→ **WORK TO COMPLETE**: Write out each record again exactly as it stands.

::: SUPPLIED MATERIAL :::

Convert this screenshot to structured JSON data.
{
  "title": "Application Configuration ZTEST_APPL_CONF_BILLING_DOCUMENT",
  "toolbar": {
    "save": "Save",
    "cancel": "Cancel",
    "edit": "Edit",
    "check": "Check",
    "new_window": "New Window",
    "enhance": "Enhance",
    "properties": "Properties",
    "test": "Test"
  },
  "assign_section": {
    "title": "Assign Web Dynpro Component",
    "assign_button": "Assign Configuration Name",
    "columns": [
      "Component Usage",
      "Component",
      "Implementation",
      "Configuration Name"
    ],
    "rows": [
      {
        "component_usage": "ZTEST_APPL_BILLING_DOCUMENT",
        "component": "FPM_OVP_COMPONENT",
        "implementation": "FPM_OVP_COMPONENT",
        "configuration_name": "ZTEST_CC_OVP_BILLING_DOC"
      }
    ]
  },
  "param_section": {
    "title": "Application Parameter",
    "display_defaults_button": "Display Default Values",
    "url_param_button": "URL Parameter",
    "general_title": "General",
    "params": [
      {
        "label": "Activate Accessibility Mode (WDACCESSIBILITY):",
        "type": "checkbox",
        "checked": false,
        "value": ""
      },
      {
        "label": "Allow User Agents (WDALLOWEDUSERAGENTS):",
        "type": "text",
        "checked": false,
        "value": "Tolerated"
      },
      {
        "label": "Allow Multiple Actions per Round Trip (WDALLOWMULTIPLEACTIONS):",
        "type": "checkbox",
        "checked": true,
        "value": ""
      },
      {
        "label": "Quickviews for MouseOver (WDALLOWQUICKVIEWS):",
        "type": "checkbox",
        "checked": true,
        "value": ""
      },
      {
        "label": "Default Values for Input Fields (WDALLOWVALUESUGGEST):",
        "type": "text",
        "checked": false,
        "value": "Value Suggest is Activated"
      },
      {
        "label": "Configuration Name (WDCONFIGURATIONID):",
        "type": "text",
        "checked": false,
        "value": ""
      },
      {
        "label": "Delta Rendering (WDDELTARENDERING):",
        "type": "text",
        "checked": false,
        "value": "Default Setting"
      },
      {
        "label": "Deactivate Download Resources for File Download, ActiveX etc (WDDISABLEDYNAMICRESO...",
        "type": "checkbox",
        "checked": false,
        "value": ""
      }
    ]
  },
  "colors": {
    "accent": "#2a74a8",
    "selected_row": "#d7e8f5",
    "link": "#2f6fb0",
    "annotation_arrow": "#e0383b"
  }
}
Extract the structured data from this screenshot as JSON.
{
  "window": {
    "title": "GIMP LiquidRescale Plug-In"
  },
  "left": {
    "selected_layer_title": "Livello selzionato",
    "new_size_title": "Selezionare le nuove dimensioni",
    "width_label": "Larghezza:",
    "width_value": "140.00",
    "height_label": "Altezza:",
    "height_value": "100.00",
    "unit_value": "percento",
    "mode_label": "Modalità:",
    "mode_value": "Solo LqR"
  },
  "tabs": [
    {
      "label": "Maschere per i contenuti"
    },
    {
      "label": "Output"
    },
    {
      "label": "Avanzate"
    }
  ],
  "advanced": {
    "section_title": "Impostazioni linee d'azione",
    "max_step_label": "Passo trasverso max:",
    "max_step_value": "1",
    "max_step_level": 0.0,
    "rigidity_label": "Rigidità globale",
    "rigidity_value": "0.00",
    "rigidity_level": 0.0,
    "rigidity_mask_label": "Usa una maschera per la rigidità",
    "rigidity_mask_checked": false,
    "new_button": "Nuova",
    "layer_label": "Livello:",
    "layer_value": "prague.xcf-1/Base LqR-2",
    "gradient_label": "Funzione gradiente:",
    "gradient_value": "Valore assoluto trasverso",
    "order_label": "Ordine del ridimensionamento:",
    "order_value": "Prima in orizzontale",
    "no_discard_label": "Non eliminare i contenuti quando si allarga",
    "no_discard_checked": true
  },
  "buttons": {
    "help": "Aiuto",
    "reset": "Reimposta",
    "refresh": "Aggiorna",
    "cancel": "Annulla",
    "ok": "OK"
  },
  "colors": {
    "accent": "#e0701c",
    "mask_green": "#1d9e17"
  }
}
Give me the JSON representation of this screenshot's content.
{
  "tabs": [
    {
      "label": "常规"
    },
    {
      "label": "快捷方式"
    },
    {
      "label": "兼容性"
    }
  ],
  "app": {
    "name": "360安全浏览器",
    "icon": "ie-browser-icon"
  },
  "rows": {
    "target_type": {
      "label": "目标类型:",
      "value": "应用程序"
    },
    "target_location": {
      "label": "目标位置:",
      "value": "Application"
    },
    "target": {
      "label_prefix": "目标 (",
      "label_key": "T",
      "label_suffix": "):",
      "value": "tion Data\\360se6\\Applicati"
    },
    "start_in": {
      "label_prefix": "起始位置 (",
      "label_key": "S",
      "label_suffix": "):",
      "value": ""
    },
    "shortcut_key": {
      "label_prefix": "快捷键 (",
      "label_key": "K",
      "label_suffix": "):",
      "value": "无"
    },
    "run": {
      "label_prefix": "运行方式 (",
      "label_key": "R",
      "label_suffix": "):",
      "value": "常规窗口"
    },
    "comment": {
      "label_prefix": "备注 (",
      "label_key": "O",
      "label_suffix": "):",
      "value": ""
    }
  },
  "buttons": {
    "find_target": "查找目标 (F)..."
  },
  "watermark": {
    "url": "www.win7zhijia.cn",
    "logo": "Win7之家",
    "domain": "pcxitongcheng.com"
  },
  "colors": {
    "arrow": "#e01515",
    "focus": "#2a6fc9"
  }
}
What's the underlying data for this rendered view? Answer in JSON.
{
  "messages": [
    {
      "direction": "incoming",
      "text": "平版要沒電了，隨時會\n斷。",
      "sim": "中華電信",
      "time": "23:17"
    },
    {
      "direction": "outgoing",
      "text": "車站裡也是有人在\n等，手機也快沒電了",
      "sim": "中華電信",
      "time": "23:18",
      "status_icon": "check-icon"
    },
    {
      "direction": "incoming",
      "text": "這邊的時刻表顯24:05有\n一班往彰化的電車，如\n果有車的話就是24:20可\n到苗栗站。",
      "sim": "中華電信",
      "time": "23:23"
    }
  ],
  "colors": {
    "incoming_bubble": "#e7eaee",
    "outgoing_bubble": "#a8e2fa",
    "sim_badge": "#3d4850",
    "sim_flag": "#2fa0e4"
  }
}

:::

→ **EXERCISE SOLUTION**:
Convert this screenshot to structured JSON data.
{
  "title": "Application Configuration ZTEST_APPL_CONF_BILLING_DOCUMENT",
  "toolbar": {
    "save": "Save",
    "cancel": "Cancel",
    "edit": "Edit",
    "check": "Check",
    "new_window": "New Window",
    "enhance": "Enhance",
    "properties": "Properties",
    "test": "Test"
  },
  "assign_section": {
    "title": "Assign Web Dynpro Component",
    "assign_button": "Assign Configuration Name",
    "columns": [
      "Component Usage",
      "Component",
      "Implementation",
      "Configuration Name"
    ],
    "rows": [
      {
        "component_usage": "ZTEST_APPL_BILLING_DOCUMENT",
        "component": "FPM_OVP_COMPONENT",
        "implementation": "FPM_OVP_COMPONENT",
        "configuration_name": "ZTEST_CC_OVP_BILLING_DOC"
      }
    ]
  },
  "param_section": {
    "title": "Application Parameter",
    "display_defaults_button": "Display Default Values",
    "url_param_button": "URL Parameter",
    "general_title": "General",
    "params": [
      {
        "label": "Activate Accessibility Mode (WDACCESSIBILITY):",
        "type": "checkbox",
        "checked": false,
        "value": ""
      },
      {
        "label": "Allow User Agents (WDALLOWEDUSERAGENTS):",
        "type": "text",
        "checked": false,
        "value": "Tolerated"
      },
      {
        "label": "Allow Multiple Actions per Round Trip (WDALLOWMULTIPLEACTIONS):",
        "type": "checkbox",
        "checked": true,
        "value": ""
      },
      {
        "label": "Quickviews for MouseOver (WDALLOWQUICKVIEWS):",
        "type": "checkbox",
        "checked": true,
        "value": ""
      },
      {
        "label": "Default Values for Input Fields (WDALLOWVALUESUGGEST):",
        "type": "text",
        "checked": false,
        "value": "Value Suggest is Activated"
      },
      {
        "label": "Configuration Name (WDCONFIGURATIONID):",
        "type": "text",
        "checked": false,
        "value": ""
      },
      {
        "label": "Delta Rendering (WDDELTARENDERING):",
        "type": "text",
        "checked": false,
        "value": "Default Setting"
      },
      {
        "label": "Deactivate Download Resources for File Download, ActiveX etc (WDDISABLEDYNAMICRESO...",
        "type": "checkbox",
        "checked": false,
        "value": ""
      }
    ]
  },
  "colors": {
    "accent": "#2a74a8",
    "selected_row": "#d7e8f5",
    "link": "#2f6fb0",
    "annotation_arrow": "#e0383b"
  }
}
Extract the structured data from this screenshot as JSON.
{
  "window": {
    "title": "GIMP LiquidRescale Plug-In"
  },
  "left": {
    "selected_layer_title": "Livello selzionato",
    "new_size_title": "Selezionare le nuove dimensioni",
    "width_label": "Larghezza:",
    "width_value": "140.00",
    "height_label": "Altezza:",
    "height_value": "100.00",
    "unit_value": "percento",
    "mode_label": "Modalità:",
    "mode_value": "Solo LqR"
  },
  "tabs": [
    {
      "label": "Maschere per i contenuti"
    },
    {
      "label": "Output"
    },
    {
      "label": "Avanzate"
    }
  ],
  "advanced": {
    "section_title": "Impostazioni linee d'azione",
    "max_step_label": "Passo trasverso max:",
    "max_step_value": "1",
    "max_step_level": 0.0,
    "rigidity_label": "Rigidità globale",
    "rigidity_value": "0.00",
    "rigidity_level": 0.0,
    "rigidity_mask_label": "Usa una maschera per la rigidità",
    "rigidity_mask_checked": false,
    "new_button": "Nuova",
    "layer_label": "Livello:",
    "layer_value": "prague.xcf-1/Base LqR-2",
    "gradient_label": "Funzione gradiente:",
    "gradient_value": "Valore assoluto trasverso",
    "order_label": "Ordine del ridimensionamento:",
    "order_value": "Prima in orizzontale",
    "no_discard_label": "Non eliminare i contenuti quando si allarga",
    "no_discard_checked": true
  },
  "buttons": {
    "help": "Aiuto",
    "reset": "Reimposta",
    "refresh": "Aggiorna",
    "cancel": "Annulla",
    "ok": "OK"
  },
  "colors": {
    "accent": "#e0701c",
    "mask_green": "#1d9e17"
  }
}
Give me the JSON representation of this screenshot's content.
{
  "tabs": [
    {
      "label": "常规"
    },
    {
      "label": "快捷方式"
    },
    {
      "label": "兼容性"
    }
  ],
  "app": {
    "name": "360安全浏览器",
    "icon": "ie-browser-icon"
  },
  "rows": {
    "target_type": {
      "label": "目标类型:",
      "value": "应用程序"
    },
    "target_location": {
      "label": "目标位置:",
      "value": "Application"
    },
    "target": {
      "label_prefix": "目标 (",
      "label_key": "T",
      "label_suffix": "):",
      "value": "tion Data\\360se6\\Applicati"
    },
    "start_in": {
      "label_prefix": "起始位置 (",
      "label_key": "S",
      "label_suffix": "):",
      "value": ""
    },
    "shortcut_key": {
      "label_prefix": "快捷键 (",
      "label_key": "K",
      "label_suffix": "):",
      "value": "无"
    },
    "run": {
      "label_prefix": "运行方式 (",
      "label_key": "R",
      "label_suffix": "):",
      "value": "常规窗口"
    },
    "comment": {
      "label_prefix": "备注 (",
      "label_key": "O",
      "label_suffix": "):",
      "value": ""
    }
  },
  "buttons": {
    "find_target": "查找目标 (F)..."
  },
  "watermark": {
    "url": "www.win7zhijia.cn",
    "logo": "Win7之家",
    "domain": "pcxitongcheng.com"
  },
  "colors": {
    "arrow": "#e01515",
    "focus": "#2a6fc9"
  }
}
What's the underlying data for this rendered view? Answer in JSON.
{
  "messages": [
    {
      "direction": "incoming",
      "text": "平版要沒電了，隨時會\n斷。",
      "sim": "中華電信",
      "time": "23:17"
    },
    {
      "direction": "outgoing",
      "text": "車站裡也是有人在\n等，手機也快沒電了",
      "sim": "中華電信",
      "time": "23:18",
      "status_icon": "check-icon"
    },
    {
      "direction": "incoming",
      "text": "這邊的時刻表顯24:05有\n一班往彰化的電車，如\n果有車的話就是24:20可\n到苗栗站。",
      "sim": "中華電信",
      "time": "23:23"
    }
  ],
  "colors": {
    "incoming_bubble": "#e7eaee",
    "outgoing_bubble": "#a8e2fa",
    "sim_badge": "#3d4850",
    "sim_flag": "#2fa0e4"
  }
}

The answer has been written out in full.